Given task
Each line that holds the word "album" is to be identified and copied.

#####

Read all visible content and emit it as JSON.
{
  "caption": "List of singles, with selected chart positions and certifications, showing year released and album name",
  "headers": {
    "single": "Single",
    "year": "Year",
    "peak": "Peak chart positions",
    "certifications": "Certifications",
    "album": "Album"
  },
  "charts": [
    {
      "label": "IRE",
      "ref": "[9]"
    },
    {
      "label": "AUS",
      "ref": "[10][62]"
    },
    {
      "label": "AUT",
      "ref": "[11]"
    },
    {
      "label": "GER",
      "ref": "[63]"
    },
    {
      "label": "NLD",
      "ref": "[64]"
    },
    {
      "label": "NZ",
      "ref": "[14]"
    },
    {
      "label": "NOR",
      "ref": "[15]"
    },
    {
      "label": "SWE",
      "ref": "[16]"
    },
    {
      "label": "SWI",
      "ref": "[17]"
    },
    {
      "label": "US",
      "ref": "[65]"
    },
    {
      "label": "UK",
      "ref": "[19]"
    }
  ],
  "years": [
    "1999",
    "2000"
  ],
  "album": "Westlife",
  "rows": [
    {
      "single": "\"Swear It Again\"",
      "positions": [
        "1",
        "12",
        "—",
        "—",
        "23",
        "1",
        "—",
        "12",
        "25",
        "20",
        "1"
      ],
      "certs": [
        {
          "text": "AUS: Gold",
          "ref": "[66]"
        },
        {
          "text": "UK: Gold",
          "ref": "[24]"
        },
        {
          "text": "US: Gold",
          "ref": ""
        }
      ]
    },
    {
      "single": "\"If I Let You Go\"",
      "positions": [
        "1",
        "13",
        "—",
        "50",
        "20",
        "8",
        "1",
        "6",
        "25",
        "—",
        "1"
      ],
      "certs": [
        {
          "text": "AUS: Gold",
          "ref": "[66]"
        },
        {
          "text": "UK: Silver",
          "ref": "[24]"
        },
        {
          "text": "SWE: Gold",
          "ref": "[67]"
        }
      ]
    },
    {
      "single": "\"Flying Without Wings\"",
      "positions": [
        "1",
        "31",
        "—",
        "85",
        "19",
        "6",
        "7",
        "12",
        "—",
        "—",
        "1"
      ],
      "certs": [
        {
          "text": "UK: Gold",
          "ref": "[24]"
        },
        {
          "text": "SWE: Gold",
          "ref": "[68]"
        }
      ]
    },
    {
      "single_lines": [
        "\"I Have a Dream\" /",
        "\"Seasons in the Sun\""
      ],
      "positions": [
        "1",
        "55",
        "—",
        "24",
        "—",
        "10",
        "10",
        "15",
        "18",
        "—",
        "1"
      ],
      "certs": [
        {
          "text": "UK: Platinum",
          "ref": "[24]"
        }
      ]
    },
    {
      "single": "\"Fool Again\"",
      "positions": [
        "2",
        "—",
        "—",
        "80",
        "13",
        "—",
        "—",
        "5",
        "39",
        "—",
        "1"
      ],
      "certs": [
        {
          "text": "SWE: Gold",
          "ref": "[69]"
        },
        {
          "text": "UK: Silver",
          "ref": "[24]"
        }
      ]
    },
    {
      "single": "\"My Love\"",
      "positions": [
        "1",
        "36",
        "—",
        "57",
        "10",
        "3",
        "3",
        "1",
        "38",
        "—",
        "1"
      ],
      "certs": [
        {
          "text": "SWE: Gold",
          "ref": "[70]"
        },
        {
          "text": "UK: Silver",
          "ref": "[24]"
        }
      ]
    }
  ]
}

#####

Result
  "caption": "List of singles, with selected chart positions and certifications, showing year released and album name",
    "album": "Album"
  "album": "Westlife",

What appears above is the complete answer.